• [EXERCISE]:
Show all lines of the listing that hold the word "Lateral".

***** MATERIAL TO PROCESS *****

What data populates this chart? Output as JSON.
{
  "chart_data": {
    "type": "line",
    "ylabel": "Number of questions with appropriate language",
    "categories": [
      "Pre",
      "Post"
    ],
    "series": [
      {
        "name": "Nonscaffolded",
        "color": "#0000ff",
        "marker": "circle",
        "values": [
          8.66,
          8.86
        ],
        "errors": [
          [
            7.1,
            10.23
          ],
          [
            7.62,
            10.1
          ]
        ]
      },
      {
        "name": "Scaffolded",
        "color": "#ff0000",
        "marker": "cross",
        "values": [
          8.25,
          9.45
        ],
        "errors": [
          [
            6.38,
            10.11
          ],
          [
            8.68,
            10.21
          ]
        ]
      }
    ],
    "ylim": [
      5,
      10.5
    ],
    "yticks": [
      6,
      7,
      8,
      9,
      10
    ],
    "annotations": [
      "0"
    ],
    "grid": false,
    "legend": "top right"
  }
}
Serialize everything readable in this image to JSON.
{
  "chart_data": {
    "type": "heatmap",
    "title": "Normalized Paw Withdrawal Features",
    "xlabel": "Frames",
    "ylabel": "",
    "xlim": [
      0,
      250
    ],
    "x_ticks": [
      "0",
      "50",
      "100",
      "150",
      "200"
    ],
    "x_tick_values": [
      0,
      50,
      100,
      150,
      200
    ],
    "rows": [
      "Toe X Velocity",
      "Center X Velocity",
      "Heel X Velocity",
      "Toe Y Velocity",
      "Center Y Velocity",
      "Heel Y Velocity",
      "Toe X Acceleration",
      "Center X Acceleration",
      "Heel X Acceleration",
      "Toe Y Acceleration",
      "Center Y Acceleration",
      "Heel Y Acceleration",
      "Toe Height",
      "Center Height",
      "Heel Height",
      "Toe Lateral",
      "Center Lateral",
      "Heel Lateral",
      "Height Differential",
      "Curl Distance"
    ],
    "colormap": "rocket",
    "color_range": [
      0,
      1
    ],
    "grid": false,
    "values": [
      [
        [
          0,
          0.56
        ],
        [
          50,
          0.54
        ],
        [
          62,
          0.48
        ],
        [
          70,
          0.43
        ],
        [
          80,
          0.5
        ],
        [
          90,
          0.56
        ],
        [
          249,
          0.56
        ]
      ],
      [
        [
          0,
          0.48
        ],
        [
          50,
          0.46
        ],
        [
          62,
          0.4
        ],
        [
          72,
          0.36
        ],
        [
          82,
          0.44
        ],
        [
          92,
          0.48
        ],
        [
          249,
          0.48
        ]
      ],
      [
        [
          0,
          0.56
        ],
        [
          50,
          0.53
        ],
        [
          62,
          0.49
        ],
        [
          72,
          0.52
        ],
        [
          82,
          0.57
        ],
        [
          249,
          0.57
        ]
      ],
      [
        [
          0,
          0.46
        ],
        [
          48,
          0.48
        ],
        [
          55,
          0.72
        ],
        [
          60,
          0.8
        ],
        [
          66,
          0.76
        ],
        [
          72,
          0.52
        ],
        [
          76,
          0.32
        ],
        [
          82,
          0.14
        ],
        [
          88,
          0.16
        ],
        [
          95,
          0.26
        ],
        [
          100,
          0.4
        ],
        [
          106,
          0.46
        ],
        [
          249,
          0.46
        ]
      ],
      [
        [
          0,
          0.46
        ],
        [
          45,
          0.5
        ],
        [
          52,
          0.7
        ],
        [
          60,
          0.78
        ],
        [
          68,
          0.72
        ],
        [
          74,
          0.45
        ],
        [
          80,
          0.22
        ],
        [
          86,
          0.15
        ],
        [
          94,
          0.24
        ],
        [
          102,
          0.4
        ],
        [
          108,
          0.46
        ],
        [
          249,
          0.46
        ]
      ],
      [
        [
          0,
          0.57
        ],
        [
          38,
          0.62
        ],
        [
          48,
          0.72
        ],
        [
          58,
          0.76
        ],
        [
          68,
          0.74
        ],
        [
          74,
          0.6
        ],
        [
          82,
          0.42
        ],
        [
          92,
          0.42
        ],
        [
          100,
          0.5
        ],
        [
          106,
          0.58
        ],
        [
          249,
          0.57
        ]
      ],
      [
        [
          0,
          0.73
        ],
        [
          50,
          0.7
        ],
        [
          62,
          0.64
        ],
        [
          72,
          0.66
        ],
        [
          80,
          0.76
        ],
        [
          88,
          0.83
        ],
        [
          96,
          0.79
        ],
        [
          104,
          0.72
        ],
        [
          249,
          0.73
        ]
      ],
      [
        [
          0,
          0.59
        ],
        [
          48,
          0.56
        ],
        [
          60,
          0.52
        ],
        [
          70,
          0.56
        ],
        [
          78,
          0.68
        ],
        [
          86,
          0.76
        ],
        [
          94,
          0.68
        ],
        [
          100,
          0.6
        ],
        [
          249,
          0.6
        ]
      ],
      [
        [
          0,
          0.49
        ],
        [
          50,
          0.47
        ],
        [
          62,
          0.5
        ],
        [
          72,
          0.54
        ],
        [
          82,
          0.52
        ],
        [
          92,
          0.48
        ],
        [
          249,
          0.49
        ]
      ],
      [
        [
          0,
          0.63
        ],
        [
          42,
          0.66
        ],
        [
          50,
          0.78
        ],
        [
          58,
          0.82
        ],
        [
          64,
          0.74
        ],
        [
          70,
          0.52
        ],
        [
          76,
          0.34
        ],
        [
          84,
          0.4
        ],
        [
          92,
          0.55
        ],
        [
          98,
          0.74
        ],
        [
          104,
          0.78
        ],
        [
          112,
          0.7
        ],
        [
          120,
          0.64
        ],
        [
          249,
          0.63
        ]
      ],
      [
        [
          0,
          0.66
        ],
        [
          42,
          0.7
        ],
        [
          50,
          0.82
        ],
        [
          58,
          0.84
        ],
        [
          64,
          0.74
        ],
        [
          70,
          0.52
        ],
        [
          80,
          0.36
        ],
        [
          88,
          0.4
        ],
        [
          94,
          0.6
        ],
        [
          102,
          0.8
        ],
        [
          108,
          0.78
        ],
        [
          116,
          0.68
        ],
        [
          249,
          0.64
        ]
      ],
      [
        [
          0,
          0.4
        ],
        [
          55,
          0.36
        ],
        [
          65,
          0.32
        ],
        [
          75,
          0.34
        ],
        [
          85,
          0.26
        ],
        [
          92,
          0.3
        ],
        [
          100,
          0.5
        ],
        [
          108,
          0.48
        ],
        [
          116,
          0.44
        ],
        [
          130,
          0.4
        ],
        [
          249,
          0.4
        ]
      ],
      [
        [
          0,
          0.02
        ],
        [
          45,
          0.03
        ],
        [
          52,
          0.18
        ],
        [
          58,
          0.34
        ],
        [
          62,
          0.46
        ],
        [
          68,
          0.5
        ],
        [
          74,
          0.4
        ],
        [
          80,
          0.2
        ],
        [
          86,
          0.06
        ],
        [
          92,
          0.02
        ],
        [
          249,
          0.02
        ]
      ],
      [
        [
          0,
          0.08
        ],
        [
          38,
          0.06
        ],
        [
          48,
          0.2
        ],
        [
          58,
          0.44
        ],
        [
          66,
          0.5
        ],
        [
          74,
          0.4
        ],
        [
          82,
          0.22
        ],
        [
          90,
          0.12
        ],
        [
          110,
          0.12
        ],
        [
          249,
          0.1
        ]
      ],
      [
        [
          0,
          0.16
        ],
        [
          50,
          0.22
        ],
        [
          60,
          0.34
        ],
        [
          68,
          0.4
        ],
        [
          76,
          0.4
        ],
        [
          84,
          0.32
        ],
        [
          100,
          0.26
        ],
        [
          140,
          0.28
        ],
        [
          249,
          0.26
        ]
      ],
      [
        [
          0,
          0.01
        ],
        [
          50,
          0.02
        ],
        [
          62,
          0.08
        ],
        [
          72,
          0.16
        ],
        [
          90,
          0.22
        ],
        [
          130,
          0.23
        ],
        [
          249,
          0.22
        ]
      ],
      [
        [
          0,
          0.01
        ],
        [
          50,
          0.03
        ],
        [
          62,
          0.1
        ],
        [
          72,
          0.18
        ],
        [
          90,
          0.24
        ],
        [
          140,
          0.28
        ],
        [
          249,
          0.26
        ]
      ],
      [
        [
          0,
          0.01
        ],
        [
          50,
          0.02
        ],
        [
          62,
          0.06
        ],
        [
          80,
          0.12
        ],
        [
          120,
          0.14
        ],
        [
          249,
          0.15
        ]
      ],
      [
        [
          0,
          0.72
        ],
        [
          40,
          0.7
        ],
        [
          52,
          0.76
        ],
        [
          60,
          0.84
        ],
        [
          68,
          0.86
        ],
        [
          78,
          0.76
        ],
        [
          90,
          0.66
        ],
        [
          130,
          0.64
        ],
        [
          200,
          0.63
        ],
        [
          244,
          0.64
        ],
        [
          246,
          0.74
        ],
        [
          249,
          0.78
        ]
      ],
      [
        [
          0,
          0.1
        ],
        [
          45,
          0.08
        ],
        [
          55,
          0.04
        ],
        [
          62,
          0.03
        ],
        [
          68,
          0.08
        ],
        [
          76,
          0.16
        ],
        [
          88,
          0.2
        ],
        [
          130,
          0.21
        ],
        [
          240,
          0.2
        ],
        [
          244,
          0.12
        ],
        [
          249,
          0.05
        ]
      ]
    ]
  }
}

*****

• [OUTPUT BELOW]:
      "Toe Lateral",
      "Center Lateral",
      "Heel Lateral",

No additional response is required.